→ 任务列表:
a) 请列出迷宫逃生题开头标注的全部运行限制，写明名称和取值。
b) 把迷宫逃生题中以“Joe and the fire each move”开头的段落改写成中文要点列表，保留其中的主要规则。
c) 从迷宫逃生题的最后一句之后接着写下去。

→ 给定文段:
| Time Limit: 5000MS | Memory Limit: 262144KB | 64bit IO Format: %lld & %llu |
Description
Joe works in a maze. Unfortunately, portions of the maze have caught on fire, and the owner of the maze neglected to create a fire escape plan. Help Joe escape
the maze. Given Joe's location in the maze and which squares of the maze are on fire, you must determine whether Joe can exit the maze before the fire reaches him, and how fast he can do it.
Joe and the fire each move one square per minute, vertically or horizontally (not diagonally). The fire spreads all four directions from each square that is on fire. Joe may exit the maze from any square that borders the edge of the maze. Neither Joe nor the fire may enter a square that is occupied by a wall.

→ 给定材料:
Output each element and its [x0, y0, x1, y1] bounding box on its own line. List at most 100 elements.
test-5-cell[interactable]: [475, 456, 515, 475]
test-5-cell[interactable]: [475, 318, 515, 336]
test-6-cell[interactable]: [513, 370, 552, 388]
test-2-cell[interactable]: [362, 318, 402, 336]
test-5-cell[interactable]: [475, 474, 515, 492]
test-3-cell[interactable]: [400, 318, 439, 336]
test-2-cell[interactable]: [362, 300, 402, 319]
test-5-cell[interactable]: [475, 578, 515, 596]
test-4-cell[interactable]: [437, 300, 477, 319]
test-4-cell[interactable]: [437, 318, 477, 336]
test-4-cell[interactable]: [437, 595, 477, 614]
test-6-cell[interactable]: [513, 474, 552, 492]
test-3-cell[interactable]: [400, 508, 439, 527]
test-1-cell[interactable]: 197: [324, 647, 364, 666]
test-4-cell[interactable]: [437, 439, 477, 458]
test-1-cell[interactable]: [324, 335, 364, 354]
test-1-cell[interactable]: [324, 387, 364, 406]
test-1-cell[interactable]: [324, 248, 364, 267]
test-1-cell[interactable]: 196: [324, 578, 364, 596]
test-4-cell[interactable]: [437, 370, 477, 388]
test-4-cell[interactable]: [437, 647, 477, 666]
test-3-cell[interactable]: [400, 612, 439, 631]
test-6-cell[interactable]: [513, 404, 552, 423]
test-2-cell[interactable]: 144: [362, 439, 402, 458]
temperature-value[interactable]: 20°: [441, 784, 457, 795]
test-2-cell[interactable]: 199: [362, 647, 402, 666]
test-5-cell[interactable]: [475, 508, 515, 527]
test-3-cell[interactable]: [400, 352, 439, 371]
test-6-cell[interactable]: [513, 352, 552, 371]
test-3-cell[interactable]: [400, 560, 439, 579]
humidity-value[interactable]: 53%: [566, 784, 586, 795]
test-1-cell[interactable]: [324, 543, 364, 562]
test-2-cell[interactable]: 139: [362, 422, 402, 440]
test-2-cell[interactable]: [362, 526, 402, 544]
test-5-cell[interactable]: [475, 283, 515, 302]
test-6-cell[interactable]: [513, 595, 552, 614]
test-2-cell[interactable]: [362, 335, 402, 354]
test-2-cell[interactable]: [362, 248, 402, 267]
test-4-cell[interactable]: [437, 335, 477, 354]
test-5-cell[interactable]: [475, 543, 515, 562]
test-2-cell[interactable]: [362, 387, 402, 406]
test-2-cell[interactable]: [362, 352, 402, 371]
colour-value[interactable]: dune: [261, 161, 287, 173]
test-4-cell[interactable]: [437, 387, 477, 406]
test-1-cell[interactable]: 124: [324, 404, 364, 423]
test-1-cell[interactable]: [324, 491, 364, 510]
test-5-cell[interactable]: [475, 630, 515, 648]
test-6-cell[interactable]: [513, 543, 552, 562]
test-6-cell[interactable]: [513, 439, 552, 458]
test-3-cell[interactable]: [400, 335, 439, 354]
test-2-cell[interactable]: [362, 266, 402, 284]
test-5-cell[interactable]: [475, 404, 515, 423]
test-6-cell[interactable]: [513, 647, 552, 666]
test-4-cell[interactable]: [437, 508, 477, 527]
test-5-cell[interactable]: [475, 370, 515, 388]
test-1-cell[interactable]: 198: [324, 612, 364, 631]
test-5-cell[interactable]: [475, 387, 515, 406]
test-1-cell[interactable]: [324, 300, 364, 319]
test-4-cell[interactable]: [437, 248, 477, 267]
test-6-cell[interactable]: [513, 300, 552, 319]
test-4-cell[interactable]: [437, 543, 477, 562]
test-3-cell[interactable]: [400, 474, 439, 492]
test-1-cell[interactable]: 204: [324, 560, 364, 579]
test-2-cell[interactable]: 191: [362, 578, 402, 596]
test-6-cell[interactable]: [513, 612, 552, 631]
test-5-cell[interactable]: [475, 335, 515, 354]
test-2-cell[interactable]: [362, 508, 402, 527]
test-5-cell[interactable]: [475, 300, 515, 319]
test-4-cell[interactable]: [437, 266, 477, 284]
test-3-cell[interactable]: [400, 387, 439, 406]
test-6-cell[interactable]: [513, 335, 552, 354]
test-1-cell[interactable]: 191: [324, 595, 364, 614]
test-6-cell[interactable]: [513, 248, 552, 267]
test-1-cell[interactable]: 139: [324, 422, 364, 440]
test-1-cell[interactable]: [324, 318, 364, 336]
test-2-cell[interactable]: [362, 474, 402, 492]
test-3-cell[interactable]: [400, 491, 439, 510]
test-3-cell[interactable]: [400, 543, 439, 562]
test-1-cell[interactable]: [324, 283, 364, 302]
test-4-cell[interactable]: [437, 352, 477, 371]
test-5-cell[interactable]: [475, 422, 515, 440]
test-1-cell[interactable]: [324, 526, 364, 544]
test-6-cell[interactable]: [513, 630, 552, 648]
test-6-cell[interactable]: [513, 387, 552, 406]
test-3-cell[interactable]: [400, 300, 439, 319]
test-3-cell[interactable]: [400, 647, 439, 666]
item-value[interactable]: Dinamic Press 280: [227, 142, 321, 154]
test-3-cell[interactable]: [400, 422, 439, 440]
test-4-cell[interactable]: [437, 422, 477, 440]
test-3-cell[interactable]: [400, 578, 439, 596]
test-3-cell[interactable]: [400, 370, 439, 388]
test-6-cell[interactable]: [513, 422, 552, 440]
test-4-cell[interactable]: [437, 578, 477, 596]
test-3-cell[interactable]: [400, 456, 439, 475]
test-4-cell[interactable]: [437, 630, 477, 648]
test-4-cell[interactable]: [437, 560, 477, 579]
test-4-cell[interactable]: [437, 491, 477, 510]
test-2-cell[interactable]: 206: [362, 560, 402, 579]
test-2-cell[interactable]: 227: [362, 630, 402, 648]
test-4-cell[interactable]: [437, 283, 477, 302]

→ 依次作答:
a)
- 时间限制：5000MS
- 内存限制：262144KB
- 64位输入输出格式：%lld & %llu

b)
- Joe 和火每分钟各移动一格，只能竖直或水平移动，不能斜着走。
- 火从每个着火的格子向四个方向蔓延。
- Joe 可以从任何与迷宫边缘相邻的格子离开迷宫。
- Joe 和火都不能进入有墙的格子。

c)
Input
The first line of input contains the two integers R and C, separated by spaces, with 1 <= R, C <= 1000. The following R lines of input each contain one row of the maze. Each of these lines contains exactly C characters,
and each of these characters is one of:
- #, a wall
- ., a passable square
- J, Joe's initial position in the maze, which is a passable square
- F, a square that is on fire
Output
Output a single line containing IMPOSSIBLE if Joe cannot exit the maze before the fire reaches him, or an integer giving the earliest time Joe can safely exit the maze, in minutes.
Sample Input
Case #1: 4 4 #### #JF# #..# #..# Case #2: 3 3 ### #J. #.F
Sample Output
3 IMPOSSIBLE
Source
waterloo 13 June, 2009
題目本身不難,但是很容易WA,兩個坑點:一開始就在邊界的情況和火堆根本碰不到人的情況,第一種稍微把BFS判斷順序改一下就可以了,第二種會導致比較人和火誰先跑出迷宮這種BFS方法WA,可以假設若火根本碰不到人,那麼就算火跑的比香港記者更快,那人還是可以走出去的,然後怎麼保證每一個地方都是最早被火碰到的呢?把所有的火都壓入隊列一次性BFS掉,這樣保證層數相同時時間可以統一更新,因此要用另一種保險的BFS方法,把每一個點時間設好,再對人進行BFS,被這兩個坑點弄的WA十餘次………哎還是too naive。哦對了題目本身是PDF但是CSDN很難放PDF轉換爲word也很難看,乾脆找了個只是輸出格式修改了的題面放上去,方便起見自己把輸出格式也改成了原題一樣的……
代碼:
#include<iostream>
#include<algorithm>
#include<cstdlib>
#include<sstream>
#include<cstring>
#include<cstdio>
#include<string>
#include<deque>
#include<stack>
#include<cmath>
#include<queue>
#include<set>
#include<map>
using namespace std;
#define INF 0x3f3f3f3f
#define MM(x,y) memset(x,y,sizeof(x))
#define LC(x) (x<<1)
#define RC(x) ((x<<1)+1)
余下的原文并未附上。